→ Exercise details: Copy out all lines in the data below containing the string "зависят".

-- Start of Provided data --

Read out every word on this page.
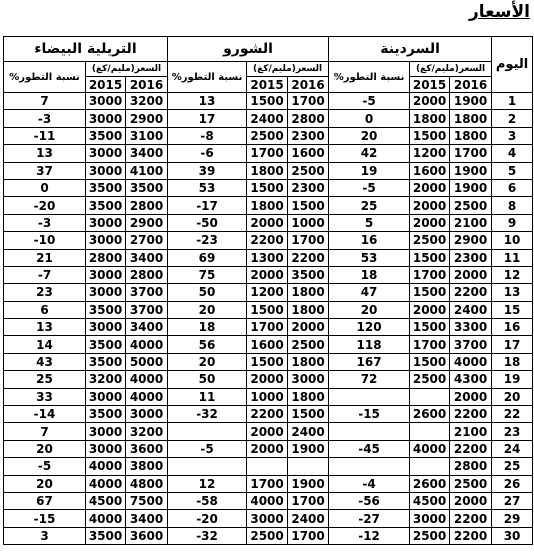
الأسعار
اليوم	السردينة			الشورو			التريلية البيضاء		
	السعر(مليم/كغ)		نسبة التطور%	السعر(مليم/كغ)		نسبة التطور%	السعر(مليم/كغ)		نسبة التطور%
	2016	2015		2016	2015		2016	2015	
1	1900	2000	5-	1700	1500	13	3200	3000	7
2	1800	1800	0	2800	2400	17	2900	3000	3-
3	1800	1500	20	2300	2500	8-	3100	3500	11-
4	1700	1200	42	1600	1700	6-	3400	3000	13
5	1900	1600	19	2500	1800	39	4100	3000	37
6	1900	2000	5-	2300	1500	53	3500	3500	0
8	2500	2000	25	1500	1800	17-	2800	3500	20-
9	2100	2000	5	1000	2000	50-	2900	3000	3-
10	2900	2500	16	1700	2200	23-	2700	3000	10-
11	2300	1500	53	2200	1300	69	3400	2800	21
12	2000	1700	18	3500	2000	75	2800	3000	7-
13	2200	1500	47	1800	1200	50	3700	3000	23
15	2400	2000	20	1800	1500	20	3700	3500	6
16	3300	1500	120	2000	1700	18	3400	3000	13
17	3700	1700	118	2500	1600	56	4000	3500	14
18	4000	1500	167	1800	1500	20	5000	3500	43
19	4300	2500	72	3000	2000	50	4000	3200	25
20	2000			1800	1000	11	4000	3000	33
22	2200	2600	15-	1500	2200	32-	3000	3500	14-
23	2100			2400	2000		3200	3000	7
24	2200	4000	45-	1900	2000	5-	3600	3000	20
25	2800						3800	4000	5-
26	2500	2600	4-	1900	1700	12	4800	4000	20
27	2000	4500	56-	1700	4000	58-	7500	4500	67
29	2200	3000	27-	2400	3000	20-	3400	4000	15-
30	2200	2500	12-	1700	2500	32-	3600	3500	3
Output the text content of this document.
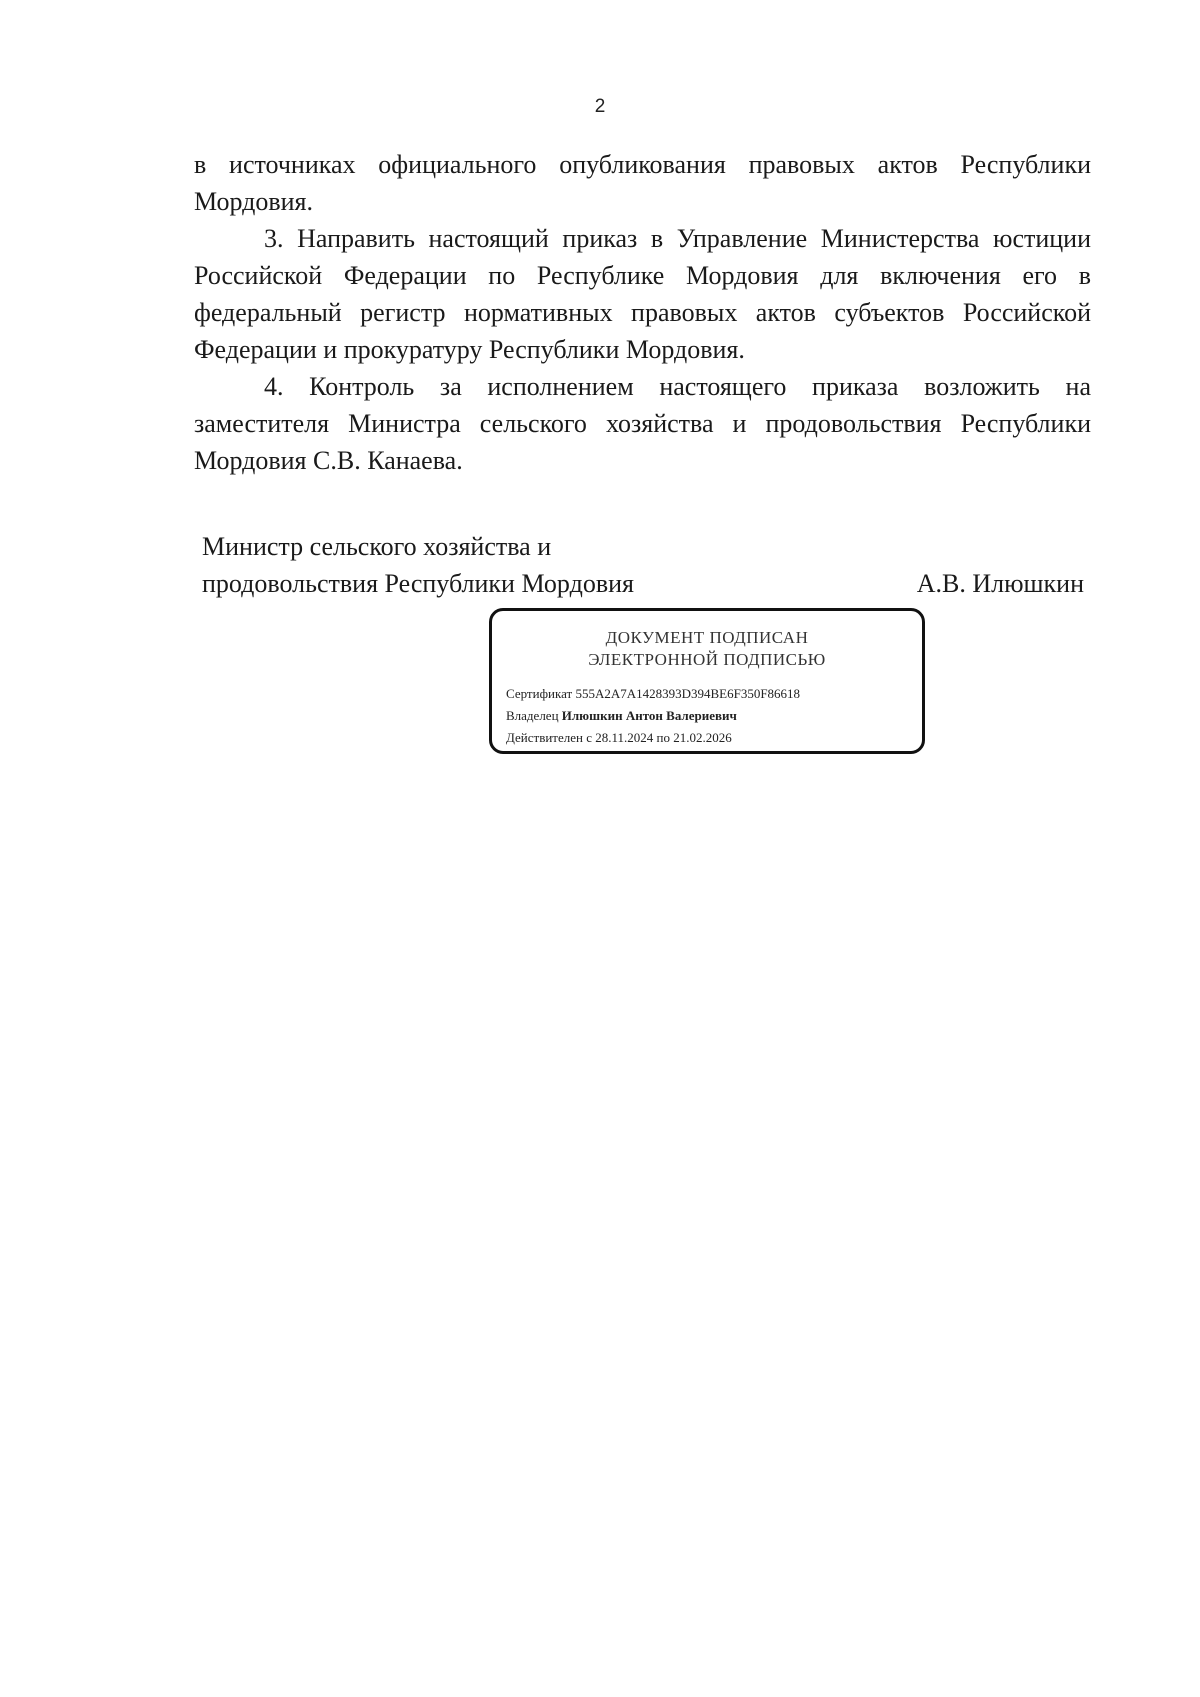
2

в источниках официального опубликования правовых актов Республики Мордовия.

3. Направить настоящий приказ в Управление Министерства юстиции Российской Федерации по Республике Мордовия для включения его в федеральный регистр нормативных правовых актов субъектов Российской Федерации и прокуратуру Республики Мордовия.

4. Контроль за исполнением настоящего приказа возложить на заместителя Министра сельского хозяйства и продовольствия Республики Мордовия С.В. Канаева.

Министр сельского хозяйства и
продовольствия Республики Мордовия	А.В. Илюшкин
ДОКУМЕНТ ПОДПИСАН
ЭЛЕКТРОННОЙ ПОДПИСЬЮ
Сертификат 555A2A7A1428393D394BE6F350F86618
Владелец Илюшкин Антон Валериевич
Действителен с 28.11.2024 по 21.02.2026
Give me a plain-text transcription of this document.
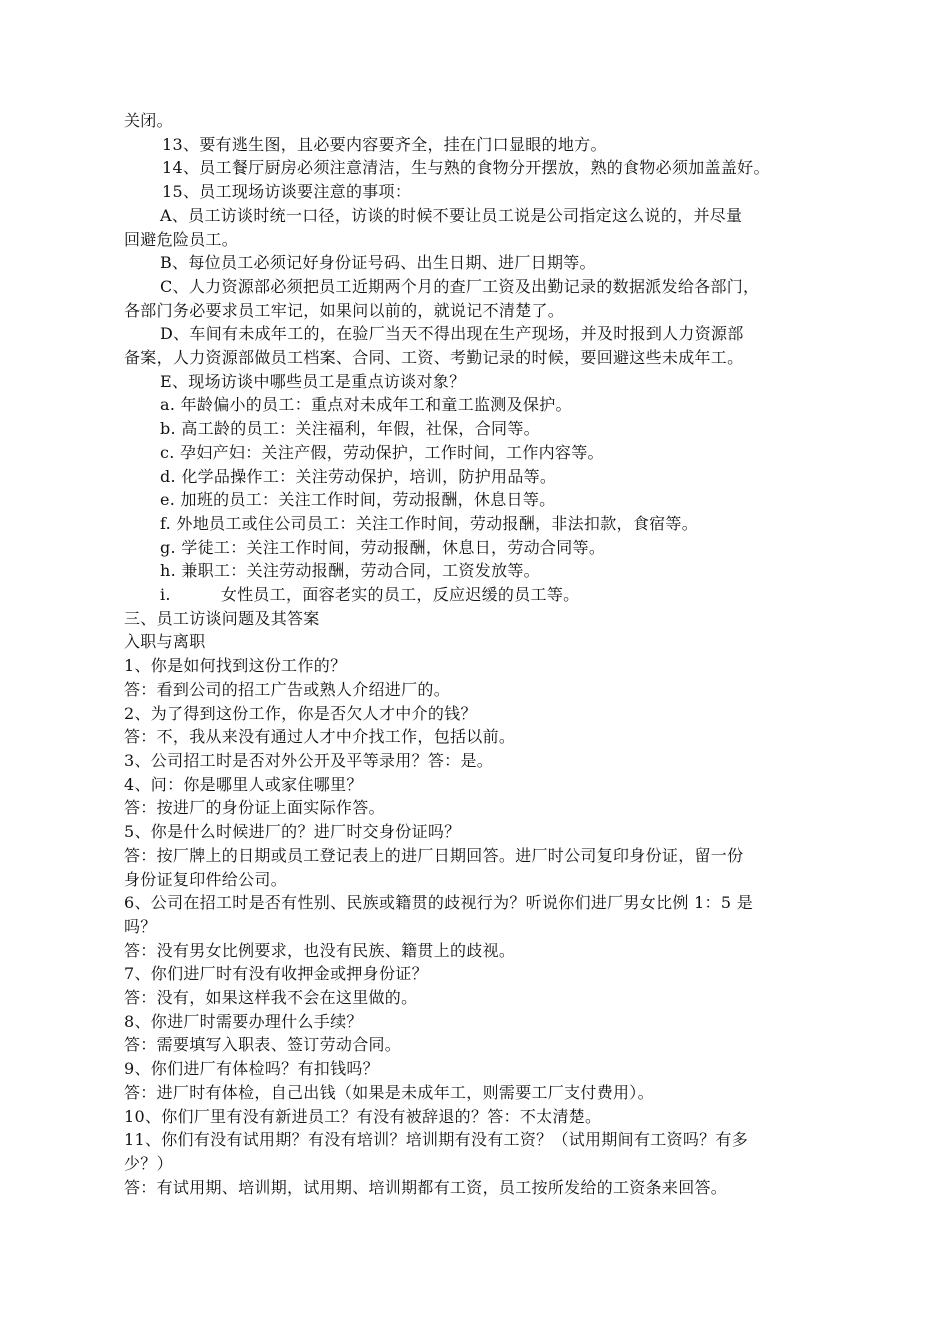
关闭。
13、要有逃生图，且必要内容要齐全，挂在门口显眼的地方。
14、员工餐厅厨房必须注意清洁，生与熟的食物分开摆放，熟的食物必须加盖盖好。
15、员工现场访谈要注意的事项：
A、员工访谈时统一口径，访谈的时候不要让员工说是公司指定这么说的，并尽量
回避危险员工。
B、每位员工必须记好身份证号码、出生日期、进厂日期等。
C、人力资源部必须把员工近期两个月的查厂工资及出勤记录的数据派发给各部门，
各部门务必要求员工牢记，如果问以前的，就说记不清楚了。
D、车间有未成年工的，在验厂当天不得出现在生产现场，并及时报到人力资源部
备案，人力资源部做员工档案、合同、工资、考勤记录的时候，要回避这些未成年工。
E、现场访谈中哪些员工是重点访谈对象？
a. 年龄偏小的员工：重点对未成年工和童工监测及保护。
b. 高工龄的员工：关注福利，年假，社保，合同等。
c. 孕妇产妇：关注产假，劳动保护，工作时间，工作内容等。
d. 化学品操作工：关注劳动保护，培训，防护用品等。
e. 加班的员工：关注工作时间，劳动报酬，休息日等。
f. 外地员工或住公司员工：关注工作时间，劳动报酬，非法扣款，食宿等。
g. 学徒工：关注工作时间，劳动报酬，休息日，劳动合同等。
h. 兼职工：关注劳动报酬，劳动合同，工资发放等。
i.	女性员工，面容老实的员工，反应迟缓的员工等。
三、员工访谈问题及其答案
入职与离职
1、你是如何找到这份工作的？
答：看到公司的招工广告或熟人介绍进厂的。
2、为了得到这份工作，你是否欠人才中介的钱？
答：不，我从来没有通过人才中介找工作，包括以前。
3、公司招工时是否对外公开及平等录用？答：是。
4、问：你是哪里人或家住哪里？
答：按进厂的身份证上面实际作答。
5、你是什么时候进厂的？进厂时交身份证吗？
答：按厂牌上的日期或员工登记表上的进厂日期回答。进厂时公司复印身份证，留一份
身份证复印件给公司。
6、公司在招工时是否有性别、民族或籍贯的歧视行为？听说你们进厂男女比例 1：5 是
吗？
答：没有男女比例要求，也没有民族、籍贯上的歧视。
7、你们进厂时有没有收押金或押身份证？
答：没有，如果这样我不会在这里做的。
8、你进厂时需要办理什么手续？
答：需要填写入职表、签订劳动合同。
9、你们进厂有体检吗？有扣钱吗？
答：进厂时有体检，自己出钱（如果是未成年工，则需要工厂支付费用）。
10、你们厂里有没有新进员工？有没有被辞退的？答：不太清楚。
11、你们有没有试用期？有没有培训？培训期有没有工资？（试用期间有工资吗？有多
少？）
答：有试用期、培训期，试用期、培训期都有工资，员工按所发给的工资条来回答。
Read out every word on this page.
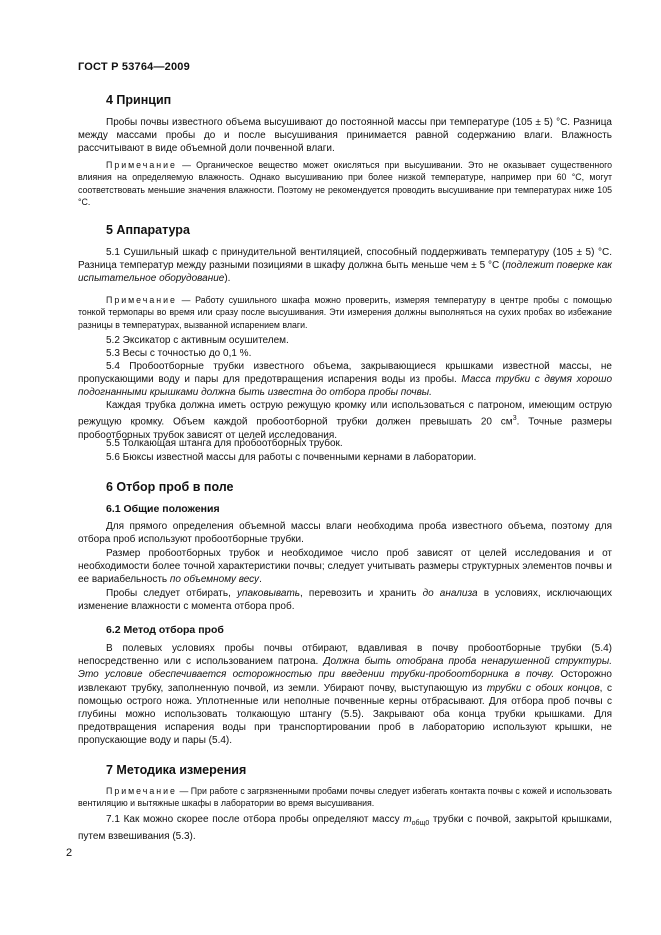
ГОСТ Р 53764—2009
4 Принцип

Пробы почвы известного объема высушивают до постоянной массы при температуре (105 ± 5) °C. Разница между массами пробы до и после высушивания принимается равной содержанию влаги. Влажность рассчитывают в виде объемной доли почвенной влаги.

Примечание — Органическое вещество может окисляться при высушивании. Это не оказывает существенного влияния на определяемую влажность. Однако высушиванию при более низкой температуре, например при 60 °C, могут соответствовать меньшие значения влажности. Поэтому не рекомендуется проводить высушивание при температурах ниже 105 °C.

5 Аппаратура

5.1 Сушильный шкаф с принудительной вентиляцией, способный поддерживать температуру (105 ± 5) °C. Разница температур между разными позициями в шкафу должна быть меньше чем ± 5 °C (подлежит поверке как испытательное оборудование).

Примечание — Работу сушильного шкафа можно проверить, измеряя температуру в центре пробы с помощью тонкой термопары во время или сразу после высушивания. Эти измерения должны выполняться на сухих пробах во избежание разницы в температурах, вызванной испарением влаги.

5.2 Эксикатор с активным осушителем.

5.3 Весы с точностью до 0,1 %.

5.4 Пробоотборные трубки известного объема, закрывающиеся крышками известной массы, не пропускающими воду и пары для предотвращения испарения воды из пробы. Масса трубки с двумя хорошо подогнанными крышками должна быть известна до отбора пробы почвы.

Каждая трубка должна иметь острую режущую кромку или использоваться с патроном, имеющим острую режущую кромку. Объем каждой пробоотборной трубки должен превышать 20 $см^3$. Точные размеры пробоотборных трубок зависят от целей исследования.

5.5 Толкающая штанга для пробоотборных трубок.

5.6 Бюксы известной массы для работы с почвенными кернами в лаборатории.

6 Отбор проб в поле
6.1 Общие положения

Для прямого определения объемной массы влаги необходима проба известного объема, поэтому для отбора проб используют пробоотборные трубки.

Размер пробоотборных трубок и необходимое число проб зависят от целей исследования и от необходимости более точной характеристики почвы; следует учитывать размеры структурных элементов почвы и ее вариабельность по объемному весу.

Пробы следует отбирать, упаковывать, перевозить и хранить до анализа в условиях, исключающих изменение влажности с момента отбора проб.

6.2 Метод отбора проб

В полевых условиях пробы почвы отбирают, вдавливая в почву пробоотборные трубки (5.4) непосредственно или с использованием патрона. Должна быть отобрана проба ненарушенной структуры. Это условие обеспечивается осторожностью при введении трубки-пробоотборника в почву. Осторожно извлекают трубку, заполненную почвой, из земли. Убирают почву, выступающую из трубки с обоих концов, с помощью острого ножа. Уплотненные или неполные почвенные керны отбрасывают. Для отбора проб почвы с глубины можно использовать толкающую штангу (5.5). Закрывают оба конца трубки крышками. Для предотвращения испарения воды при транспортировании проб в лабораторию используют крышки, не пропускающие воду и пары (5.4).

7 Методика измерения

Примечание — При работе с загрязненными пробами почвы следует избегать контакта почвы с кожей и использовать вентиляцию и вытяжные шкафы в лаборатории во время высушивания.

7.1 Как можно скорее после отбора пробы определяют массу $m_{общ0}$ трубки с почвой, закрытой крышками, путем взвешивания (5.3).

2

-- End of Provided data --

→ Answer for the task:
Каждая трубка должна иметь острую режущую кромку или использоваться с патроном, имеющим острую режущую кромку. Объем каждой пробоотборной трубки должен превышать 20 $см^3$. Точные размеры пробоотборных трубок зависят от целей исследования.
Размер пробоотборных трубок и необходимое число проб зависят от целей исследования и от необходимости более точной характеристики почвы; следует учитывать размеры структурных элементов почвы и ее вариабельность по объемному весу.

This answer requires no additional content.